**Do this**
Would you write out the listing verbatim and skip every picture in it?

**Input rows**
## begin

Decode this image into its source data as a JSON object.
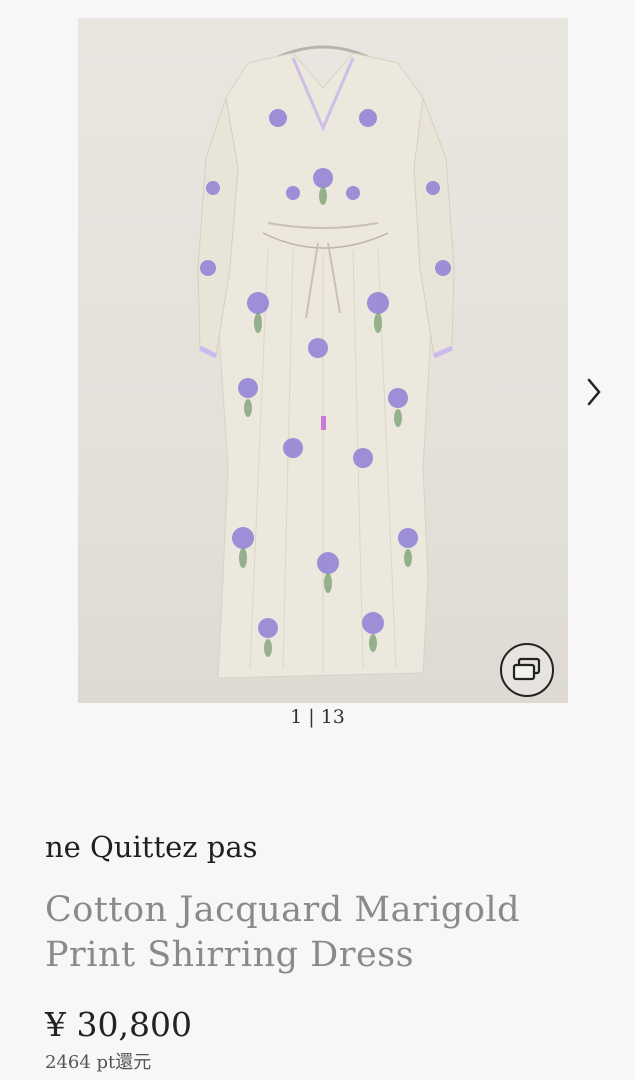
{
  "gallery": {
    "counter": "1 | 13",
    "current": 1,
    "total": 13,
    "icons": [
      "multi-image-icon",
      "chevron-right-icon"
    ]
  },
  "product": {
    "brand": "ne Quittez pas",
    "title": "Cotton Jacquard Marigold Print Shirring Dress",
    "price": "¥ 30,800",
    "points": "2464 pt還元"
  },
  "colors": {
    "background": "#f7f7f7",
    "title_gray": "#8a8a8a",
    "print_purple": "#8f7fd6",
    "print_green": "#6f9a6a"
  }
}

## end

**Output below**
Decode this image into its source data as a JSON object.
{
  "gallery": {
    "counter": "1 | 13",
    "current": 1,
    "total": 13,
    "icons": [
      "multi-image-icon",
      "chevron-right-icon"
    ]
  },
  "product": {
    "brand": "ne Quittez pas",
    "title": "Cotton Jacquard Marigold Print Shirring Dress",
    "price": "¥ 30,800",
    "points": "2464 pt還元"
  },
  "colors": {
    "background": "#f7f7f7",
    "title_gray": "#8a8a8a",
    "print_purple": "#8f7fd6",
    "print_green": "#6f9a6a"
  }
}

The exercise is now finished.